**Work instructions:**
Each line that holds the word "Fraction" counts once; give the total for the records below and nothing else.

**Exercise input:**
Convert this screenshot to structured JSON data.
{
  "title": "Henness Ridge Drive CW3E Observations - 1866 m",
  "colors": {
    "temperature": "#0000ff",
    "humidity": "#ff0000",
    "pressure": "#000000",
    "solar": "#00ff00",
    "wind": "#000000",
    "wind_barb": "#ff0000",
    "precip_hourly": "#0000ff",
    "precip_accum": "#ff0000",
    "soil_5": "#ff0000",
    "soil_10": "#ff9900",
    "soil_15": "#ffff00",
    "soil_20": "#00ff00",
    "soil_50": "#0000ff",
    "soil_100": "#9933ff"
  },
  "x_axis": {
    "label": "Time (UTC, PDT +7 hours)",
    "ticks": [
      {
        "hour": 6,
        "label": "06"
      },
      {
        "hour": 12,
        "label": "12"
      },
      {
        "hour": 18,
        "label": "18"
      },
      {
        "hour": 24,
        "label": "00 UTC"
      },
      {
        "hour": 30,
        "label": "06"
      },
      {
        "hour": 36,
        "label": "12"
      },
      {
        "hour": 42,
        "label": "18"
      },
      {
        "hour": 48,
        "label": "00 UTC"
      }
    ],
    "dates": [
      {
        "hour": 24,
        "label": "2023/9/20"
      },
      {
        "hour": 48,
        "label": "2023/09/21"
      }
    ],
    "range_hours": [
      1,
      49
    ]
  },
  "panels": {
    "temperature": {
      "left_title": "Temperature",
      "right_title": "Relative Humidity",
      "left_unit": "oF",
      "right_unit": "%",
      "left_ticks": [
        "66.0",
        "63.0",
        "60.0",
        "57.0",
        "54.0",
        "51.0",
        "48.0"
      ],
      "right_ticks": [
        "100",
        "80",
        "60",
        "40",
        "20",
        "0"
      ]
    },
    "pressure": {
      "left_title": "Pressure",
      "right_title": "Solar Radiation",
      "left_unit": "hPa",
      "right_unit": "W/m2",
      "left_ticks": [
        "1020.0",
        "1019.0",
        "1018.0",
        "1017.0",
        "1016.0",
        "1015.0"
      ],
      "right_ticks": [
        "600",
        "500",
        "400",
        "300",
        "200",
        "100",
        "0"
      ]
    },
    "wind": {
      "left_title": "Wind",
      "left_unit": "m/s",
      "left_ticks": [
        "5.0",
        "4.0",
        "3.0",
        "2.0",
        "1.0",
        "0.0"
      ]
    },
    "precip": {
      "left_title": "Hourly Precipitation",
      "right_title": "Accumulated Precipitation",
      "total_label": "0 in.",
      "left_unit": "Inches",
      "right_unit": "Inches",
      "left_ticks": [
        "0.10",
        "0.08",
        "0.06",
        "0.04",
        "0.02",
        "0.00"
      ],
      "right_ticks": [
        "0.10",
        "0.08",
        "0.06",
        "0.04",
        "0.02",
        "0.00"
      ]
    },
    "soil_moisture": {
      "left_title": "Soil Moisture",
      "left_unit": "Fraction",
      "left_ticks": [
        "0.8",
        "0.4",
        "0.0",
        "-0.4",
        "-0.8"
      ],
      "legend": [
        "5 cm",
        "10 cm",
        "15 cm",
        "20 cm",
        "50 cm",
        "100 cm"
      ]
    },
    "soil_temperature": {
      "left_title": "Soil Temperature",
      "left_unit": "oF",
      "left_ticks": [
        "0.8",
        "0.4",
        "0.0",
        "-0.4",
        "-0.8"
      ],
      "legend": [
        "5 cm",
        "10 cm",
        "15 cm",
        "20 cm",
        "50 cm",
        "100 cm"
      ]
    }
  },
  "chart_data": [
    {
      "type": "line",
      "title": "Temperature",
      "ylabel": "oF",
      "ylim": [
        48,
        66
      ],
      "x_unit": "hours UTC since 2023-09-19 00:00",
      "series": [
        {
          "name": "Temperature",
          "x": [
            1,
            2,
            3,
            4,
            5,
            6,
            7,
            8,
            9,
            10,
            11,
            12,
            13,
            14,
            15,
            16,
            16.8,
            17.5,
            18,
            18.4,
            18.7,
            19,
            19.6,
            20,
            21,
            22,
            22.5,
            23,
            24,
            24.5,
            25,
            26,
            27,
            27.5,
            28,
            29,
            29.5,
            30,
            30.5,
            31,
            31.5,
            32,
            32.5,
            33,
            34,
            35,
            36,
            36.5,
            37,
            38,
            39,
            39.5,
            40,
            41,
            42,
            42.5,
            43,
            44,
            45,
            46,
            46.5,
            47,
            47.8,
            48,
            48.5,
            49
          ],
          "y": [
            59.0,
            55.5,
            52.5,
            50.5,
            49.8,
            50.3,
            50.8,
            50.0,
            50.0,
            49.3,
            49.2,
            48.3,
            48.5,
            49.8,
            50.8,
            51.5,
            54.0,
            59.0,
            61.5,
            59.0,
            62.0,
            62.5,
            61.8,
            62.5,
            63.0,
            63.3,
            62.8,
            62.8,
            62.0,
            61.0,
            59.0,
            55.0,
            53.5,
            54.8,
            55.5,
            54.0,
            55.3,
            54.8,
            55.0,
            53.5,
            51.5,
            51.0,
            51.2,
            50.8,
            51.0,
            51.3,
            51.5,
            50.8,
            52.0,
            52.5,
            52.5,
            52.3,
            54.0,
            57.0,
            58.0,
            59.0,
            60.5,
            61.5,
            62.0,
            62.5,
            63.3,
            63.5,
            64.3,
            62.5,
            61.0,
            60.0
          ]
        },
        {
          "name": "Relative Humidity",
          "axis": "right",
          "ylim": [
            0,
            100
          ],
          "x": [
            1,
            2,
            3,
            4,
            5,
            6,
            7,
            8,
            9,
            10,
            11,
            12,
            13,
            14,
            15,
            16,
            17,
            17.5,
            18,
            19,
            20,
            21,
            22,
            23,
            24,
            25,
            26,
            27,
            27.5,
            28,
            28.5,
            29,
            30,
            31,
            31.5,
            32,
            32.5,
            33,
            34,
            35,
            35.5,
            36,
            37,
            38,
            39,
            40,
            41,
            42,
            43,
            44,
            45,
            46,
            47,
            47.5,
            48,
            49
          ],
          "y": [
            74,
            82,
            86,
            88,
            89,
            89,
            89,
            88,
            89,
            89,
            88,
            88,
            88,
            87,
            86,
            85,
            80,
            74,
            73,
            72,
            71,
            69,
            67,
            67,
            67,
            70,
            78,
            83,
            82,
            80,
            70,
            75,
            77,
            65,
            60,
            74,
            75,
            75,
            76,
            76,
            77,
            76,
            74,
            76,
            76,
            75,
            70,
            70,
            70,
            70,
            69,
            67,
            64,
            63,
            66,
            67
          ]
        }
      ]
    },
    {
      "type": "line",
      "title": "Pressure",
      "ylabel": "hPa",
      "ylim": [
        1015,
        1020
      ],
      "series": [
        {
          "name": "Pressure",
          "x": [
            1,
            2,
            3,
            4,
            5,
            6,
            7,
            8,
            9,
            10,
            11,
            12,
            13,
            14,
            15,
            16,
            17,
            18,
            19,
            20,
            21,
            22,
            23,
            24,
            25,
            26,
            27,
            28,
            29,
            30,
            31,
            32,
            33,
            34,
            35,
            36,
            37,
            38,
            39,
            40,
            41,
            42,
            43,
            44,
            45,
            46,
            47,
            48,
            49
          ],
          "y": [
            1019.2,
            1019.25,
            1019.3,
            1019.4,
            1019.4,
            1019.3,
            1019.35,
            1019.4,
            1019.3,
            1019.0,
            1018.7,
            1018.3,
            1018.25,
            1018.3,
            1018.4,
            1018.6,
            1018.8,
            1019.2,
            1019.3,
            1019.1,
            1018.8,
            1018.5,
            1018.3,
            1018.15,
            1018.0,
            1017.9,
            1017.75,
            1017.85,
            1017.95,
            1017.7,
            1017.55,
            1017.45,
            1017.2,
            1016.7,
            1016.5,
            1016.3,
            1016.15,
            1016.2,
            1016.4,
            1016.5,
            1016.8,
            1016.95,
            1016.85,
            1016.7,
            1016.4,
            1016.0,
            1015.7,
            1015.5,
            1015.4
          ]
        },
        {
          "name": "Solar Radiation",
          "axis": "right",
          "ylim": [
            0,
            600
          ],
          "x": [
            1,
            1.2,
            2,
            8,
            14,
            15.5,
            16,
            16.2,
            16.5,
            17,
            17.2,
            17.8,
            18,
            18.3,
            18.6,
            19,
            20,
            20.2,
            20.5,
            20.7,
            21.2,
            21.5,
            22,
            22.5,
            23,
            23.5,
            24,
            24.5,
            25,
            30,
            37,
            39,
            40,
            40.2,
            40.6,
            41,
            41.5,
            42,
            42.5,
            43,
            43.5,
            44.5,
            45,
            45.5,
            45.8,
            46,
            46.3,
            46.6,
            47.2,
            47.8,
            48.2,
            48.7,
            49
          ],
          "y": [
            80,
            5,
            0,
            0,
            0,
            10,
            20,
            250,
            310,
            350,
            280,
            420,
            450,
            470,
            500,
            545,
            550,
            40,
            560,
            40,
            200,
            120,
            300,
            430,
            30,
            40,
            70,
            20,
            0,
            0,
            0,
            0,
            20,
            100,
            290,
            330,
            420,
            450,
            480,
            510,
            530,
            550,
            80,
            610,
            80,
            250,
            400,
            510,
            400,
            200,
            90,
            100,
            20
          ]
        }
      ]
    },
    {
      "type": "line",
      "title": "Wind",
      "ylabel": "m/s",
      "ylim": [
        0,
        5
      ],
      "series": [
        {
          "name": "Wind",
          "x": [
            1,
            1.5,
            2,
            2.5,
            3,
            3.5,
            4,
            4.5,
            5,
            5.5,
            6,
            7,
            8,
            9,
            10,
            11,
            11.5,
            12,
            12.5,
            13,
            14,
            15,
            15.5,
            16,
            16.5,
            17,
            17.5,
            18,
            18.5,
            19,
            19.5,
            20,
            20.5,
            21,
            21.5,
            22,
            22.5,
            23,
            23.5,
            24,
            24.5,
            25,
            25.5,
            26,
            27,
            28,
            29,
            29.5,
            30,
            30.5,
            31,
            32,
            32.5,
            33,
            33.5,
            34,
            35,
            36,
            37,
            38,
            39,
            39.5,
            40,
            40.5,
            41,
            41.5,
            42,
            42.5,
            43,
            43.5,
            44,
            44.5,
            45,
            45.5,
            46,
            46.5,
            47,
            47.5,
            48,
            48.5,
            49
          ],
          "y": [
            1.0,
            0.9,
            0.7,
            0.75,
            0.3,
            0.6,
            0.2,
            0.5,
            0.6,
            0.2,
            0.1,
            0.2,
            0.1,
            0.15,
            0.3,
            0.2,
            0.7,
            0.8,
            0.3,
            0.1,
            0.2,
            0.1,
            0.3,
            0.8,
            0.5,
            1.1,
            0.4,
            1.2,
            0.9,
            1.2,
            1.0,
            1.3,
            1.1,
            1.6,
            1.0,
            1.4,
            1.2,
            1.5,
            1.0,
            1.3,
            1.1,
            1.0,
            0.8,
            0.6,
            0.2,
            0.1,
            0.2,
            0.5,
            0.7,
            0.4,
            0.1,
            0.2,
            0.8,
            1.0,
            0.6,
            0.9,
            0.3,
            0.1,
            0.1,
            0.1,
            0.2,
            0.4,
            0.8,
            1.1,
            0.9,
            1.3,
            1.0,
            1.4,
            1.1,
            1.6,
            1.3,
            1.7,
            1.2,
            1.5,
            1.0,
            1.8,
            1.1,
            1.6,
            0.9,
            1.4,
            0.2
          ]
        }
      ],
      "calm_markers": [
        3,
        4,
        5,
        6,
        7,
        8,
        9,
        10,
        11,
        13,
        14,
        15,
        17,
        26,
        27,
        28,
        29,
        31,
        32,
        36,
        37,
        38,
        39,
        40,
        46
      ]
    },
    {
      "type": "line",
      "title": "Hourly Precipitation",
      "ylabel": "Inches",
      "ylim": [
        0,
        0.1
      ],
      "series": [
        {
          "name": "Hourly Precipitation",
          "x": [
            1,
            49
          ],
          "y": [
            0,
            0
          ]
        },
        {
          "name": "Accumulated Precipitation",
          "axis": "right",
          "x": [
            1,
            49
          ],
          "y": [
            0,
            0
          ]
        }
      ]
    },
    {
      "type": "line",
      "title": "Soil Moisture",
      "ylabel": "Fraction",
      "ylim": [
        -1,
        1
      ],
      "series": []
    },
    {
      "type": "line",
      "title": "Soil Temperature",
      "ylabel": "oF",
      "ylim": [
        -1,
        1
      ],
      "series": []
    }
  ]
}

**Written response:**
2